(Stored dataset items)
━━━

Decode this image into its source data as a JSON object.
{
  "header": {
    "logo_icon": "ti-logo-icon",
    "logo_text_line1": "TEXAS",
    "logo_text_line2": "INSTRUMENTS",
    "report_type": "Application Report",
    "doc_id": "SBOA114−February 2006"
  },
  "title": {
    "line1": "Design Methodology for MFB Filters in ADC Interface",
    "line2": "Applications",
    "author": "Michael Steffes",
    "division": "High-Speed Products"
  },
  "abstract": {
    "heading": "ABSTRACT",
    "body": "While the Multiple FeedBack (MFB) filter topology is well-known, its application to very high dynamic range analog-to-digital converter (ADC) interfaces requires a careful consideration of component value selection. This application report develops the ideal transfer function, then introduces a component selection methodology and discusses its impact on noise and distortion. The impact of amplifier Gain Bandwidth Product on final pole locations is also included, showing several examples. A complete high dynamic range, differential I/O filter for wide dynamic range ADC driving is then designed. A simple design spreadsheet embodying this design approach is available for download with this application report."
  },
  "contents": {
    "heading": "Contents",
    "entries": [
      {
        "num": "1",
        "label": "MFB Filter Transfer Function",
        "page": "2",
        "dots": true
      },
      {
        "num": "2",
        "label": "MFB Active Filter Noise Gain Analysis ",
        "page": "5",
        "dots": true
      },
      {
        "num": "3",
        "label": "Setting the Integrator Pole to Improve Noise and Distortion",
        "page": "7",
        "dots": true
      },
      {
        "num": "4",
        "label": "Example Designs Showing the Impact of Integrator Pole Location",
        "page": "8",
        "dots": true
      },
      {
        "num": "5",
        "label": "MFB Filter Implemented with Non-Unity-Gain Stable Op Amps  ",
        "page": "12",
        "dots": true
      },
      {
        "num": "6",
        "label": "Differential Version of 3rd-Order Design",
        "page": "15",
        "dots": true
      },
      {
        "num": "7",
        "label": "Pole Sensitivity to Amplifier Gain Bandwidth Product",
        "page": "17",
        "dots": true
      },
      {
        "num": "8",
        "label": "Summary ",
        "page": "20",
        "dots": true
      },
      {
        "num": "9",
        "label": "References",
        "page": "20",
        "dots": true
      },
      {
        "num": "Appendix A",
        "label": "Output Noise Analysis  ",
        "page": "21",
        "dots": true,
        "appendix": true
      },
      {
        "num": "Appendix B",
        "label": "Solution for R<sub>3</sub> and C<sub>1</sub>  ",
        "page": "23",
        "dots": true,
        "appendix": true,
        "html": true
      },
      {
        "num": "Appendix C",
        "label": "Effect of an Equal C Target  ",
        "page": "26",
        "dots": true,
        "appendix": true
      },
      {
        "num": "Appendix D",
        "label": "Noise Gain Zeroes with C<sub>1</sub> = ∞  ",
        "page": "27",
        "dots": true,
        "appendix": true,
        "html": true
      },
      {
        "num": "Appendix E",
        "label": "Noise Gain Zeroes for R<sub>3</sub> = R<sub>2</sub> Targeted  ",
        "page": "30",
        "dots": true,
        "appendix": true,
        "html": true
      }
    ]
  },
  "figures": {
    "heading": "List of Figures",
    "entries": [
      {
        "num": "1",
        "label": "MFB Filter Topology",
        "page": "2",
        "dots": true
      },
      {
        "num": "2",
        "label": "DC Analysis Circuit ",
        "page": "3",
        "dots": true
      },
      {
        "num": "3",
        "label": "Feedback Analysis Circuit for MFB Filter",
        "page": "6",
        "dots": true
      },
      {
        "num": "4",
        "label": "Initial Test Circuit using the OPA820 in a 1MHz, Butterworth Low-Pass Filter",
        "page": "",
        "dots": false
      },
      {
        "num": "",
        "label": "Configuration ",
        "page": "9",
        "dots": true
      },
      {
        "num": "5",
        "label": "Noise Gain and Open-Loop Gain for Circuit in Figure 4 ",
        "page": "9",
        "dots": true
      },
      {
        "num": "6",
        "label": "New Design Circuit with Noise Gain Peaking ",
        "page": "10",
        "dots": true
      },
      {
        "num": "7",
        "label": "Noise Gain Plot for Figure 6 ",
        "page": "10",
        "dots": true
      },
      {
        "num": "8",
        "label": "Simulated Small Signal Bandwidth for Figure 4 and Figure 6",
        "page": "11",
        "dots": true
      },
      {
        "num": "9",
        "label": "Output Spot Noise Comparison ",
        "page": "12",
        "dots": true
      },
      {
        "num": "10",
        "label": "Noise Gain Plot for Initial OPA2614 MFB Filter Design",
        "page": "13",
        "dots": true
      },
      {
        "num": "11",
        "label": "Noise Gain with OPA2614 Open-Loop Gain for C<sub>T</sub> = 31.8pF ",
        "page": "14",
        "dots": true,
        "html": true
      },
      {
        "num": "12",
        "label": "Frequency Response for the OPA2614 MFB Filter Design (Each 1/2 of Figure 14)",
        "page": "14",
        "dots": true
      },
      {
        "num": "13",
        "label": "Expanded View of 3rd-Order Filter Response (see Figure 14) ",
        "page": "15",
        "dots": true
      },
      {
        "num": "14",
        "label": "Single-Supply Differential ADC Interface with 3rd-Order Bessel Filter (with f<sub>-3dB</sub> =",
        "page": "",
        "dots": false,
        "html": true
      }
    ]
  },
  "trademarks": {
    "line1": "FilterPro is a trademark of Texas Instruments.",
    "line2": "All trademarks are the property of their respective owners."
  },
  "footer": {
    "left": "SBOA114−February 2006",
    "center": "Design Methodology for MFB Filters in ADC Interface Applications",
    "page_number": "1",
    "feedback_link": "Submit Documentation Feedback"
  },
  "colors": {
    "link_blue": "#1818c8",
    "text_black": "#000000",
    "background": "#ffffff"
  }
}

━━━

■ **Exercise**
Each record above should be output again exactly.

■ **Answer for the task**
Decode this image into its source data as a JSON object.
{
  "header": {
    "logo_icon": "ti-logo-icon",
    "logo_text_line1": "TEXAS",
    "logo_text_line2": "INSTRUMENTS",
    "report_type": "Application Report",
    "doc_id": "SBOA114−February 2006"
  },
  "title": {
    "line1": "Design Methodology for MFB Filters in ADC Interface",
    "line2": "Applications",
    "author": "Michael Steffes",
    "division": "High-Speed Products"
  },
  "abstract": {
    "heading": "ABSTRACT",
    "body": "While the Multiple FeedBack (MFB) filter topology is well-known, its application to very high dynamic range analog-to-digital converter (ADC) interfaces requires a careful consideration of component value selection. This application report develops the ideal transfer function, then introduces a component selection methodology and discusses its impact on noise and distortion. The impact of amplifier Gain Bandwidth Product on final pole locations is also included, showing several examples. A complete high dynamic range, differential I/O filter for wide dynamic range ADC driving is then designed. A simple design spreadsheet embodying this design approach is available for download with this application report."
  },
  "contents": {
    "heading": "Contents",
    "entries": [
      {
        "num": "1",
        "label": "MFB Filter Transfer Function",
        "page": "2",
        "dots": true
      },
      {
        "num": "2",
        "label": "MFB Active Filter Noise Gain Analysis ",
        "page": "5",
        "dots": true
      },
      {
        "num": "3",
        "label": "Setting the Integrator Pole to Improve Noise and Distortion",
        "page": "7",
        "dots": true
      },
      {
        "num": "4",
        "label": "Example Designs Showing the Impact of Integrator Pole Location",
        "page": "8",
        "dots": true
      },
      {
        "num": "5",
        "label": "MFB Filter Implemented with Non-Unity-Gain Stable Op Amps  ",
        "page": "12",
        "dots": true
      },
      {
        "num": "6",
        "label": "Differential Version of 3rd-Order Design",
        "page": "15",
        "dots": true
      },
      {
        "num": "7",
        "label": "Pole Sensitivity to Amplifier Gain Bandwidth Product",
        "page": "17",
        "dots": true
      },
      {
        "num": "8",
        "label": "Summary ",
        "page": "20",
        "dots": true
      },
      {
        "num": "9",
        "label": "References",
        "page": "20",
        "dots": true
      },
      {
        "num": "Appendix A",
        "label": "Output Noise Analysis  ",
        "page": "21",
        "dots": true,
        "appendix": true
      },
      {
        "num": "Appendix B",
        "label": "Solution for R<sub>3</sub> and C<sub>1</sub>  ",
        "page": "23",
        "dots": true,
        "appendix": true,
        "html": true
      },
      {
        "num": "Appendix C",
        "label": "Effect of an Equal C Target  ",
        "page": "26",
        "dots": true,
        "appendix": true
      },
      {
        "num": "Appendix D",
        "label": "Noise Gain Zeroes with C<sub>1</sub> = ∞  ",
        "page": "27",
        "dots": true,
        "appendix": true,
        "html": true
      },
      {
        "num": "Appendix E",
        "label": "Noise Gain Zeroes for R<sub>3</sub> = R<sub>2</sub> Targeted  ",
        "page": "30",
        "dots": true,
        "appendix": true,
        "html": true
      }
    ]
  },
  "figures": {
    "heading": "List of Figures",
    "entries": [
      {
        "num": "1",
        "label": "MFB Filter Topology",
        "page": "2",
        "dots": true
      },
      {
        "num": "2",
        "label": "DC Analysis Circuit ",
        "page": "3",
        "dots": true
      },
      {
        "num": "3",
        "label": "Feedback Analysis Circuit for MFB Filter",
        "page": "6",
        "dots": true
      },
      {
        "num": "4",
        "label": "Initial Test Circuit using the OPA820 in a 1MHz, Butterworth Low-Pass Filter",
        "page": "",
        "dots": false
      },
      {
        "num": "",
        "label": "Configuration ",
        "page": "9",
        "dots": true
      },
      {
        "num": "5",
        "label": "Noise Gain and Open-Loop Gain for Circuit in Figure 4 ",
        "page": "9",
        "dots": true
      },
      {
        "num": "6",
        "label": "New Design Circuit with Noise Gain Peaking ",
        "page": "10",
        "dots": true
      },
      {
        "num": "7",
        "label": "Noise Gain Plot for Figure 6 ",
        "page": "10",
        "dots": true
      },
      {
        "num": "8",
        "label": "Simulated Small Signal Bandwidth for Figure 4 and Figure 6",
        "page": "11",
        "dots": true
      },
      {
        "num": "9",
        "label": "Output Spot Noise Comparison ",
        "page": "12",
        "dots": true
      },
      {
        "num": "10",
        "label": "Noise Gain Plot for Initial OPA2614 MFB Filter Design",
        "page": "13",
        "dots": true
      },
      {
        "num": "11",
        "label": "Noise Gain with OPA2614 Open-Loop Gain for C<sub>T</sub> = 31.8pF ",
        "page": "14",
        "dots": true,
        "html": true
      },
      {
        "num": "12",
        "label": "Frequency Response for the OPA2614 MFB Filter Design (Each 1/2 of Figure 14)",
        "page": "14",
        "dots": true
      },
      {
        "num": "13",
        "label": "Expanded View of 3rd-Order Filter Response (see Figure 14) ",
        "page": "15",
        "dots": true
      },
      {
        "num": "14",
        "label": "Single-Supply Differential ADC Interface with 3rd-Order Bessel Filter (with f<sub>-3dB</sub> =",
        "page": "",
        "dots": false,
        "html": true
      }
    ]
  },
  "trademarks": {
    "line1": "FilterPro is a trademark of Texas Instruments.",
    "line2": "All trademarks are the property of their respective owners."
  },
  "footer": {
    "left": "SBOA114−February 2006",
    "center": "Design Methodology for MFB Filters in ADC Interface Applications",
    "page_number": "1",
    "feedback_link": "Submit Documentation Feedback"
  },
  "colors": {
    "link_blue": "#1818c8",
    "text_black": "#000000",
    "background": "#ffffff"
  }
}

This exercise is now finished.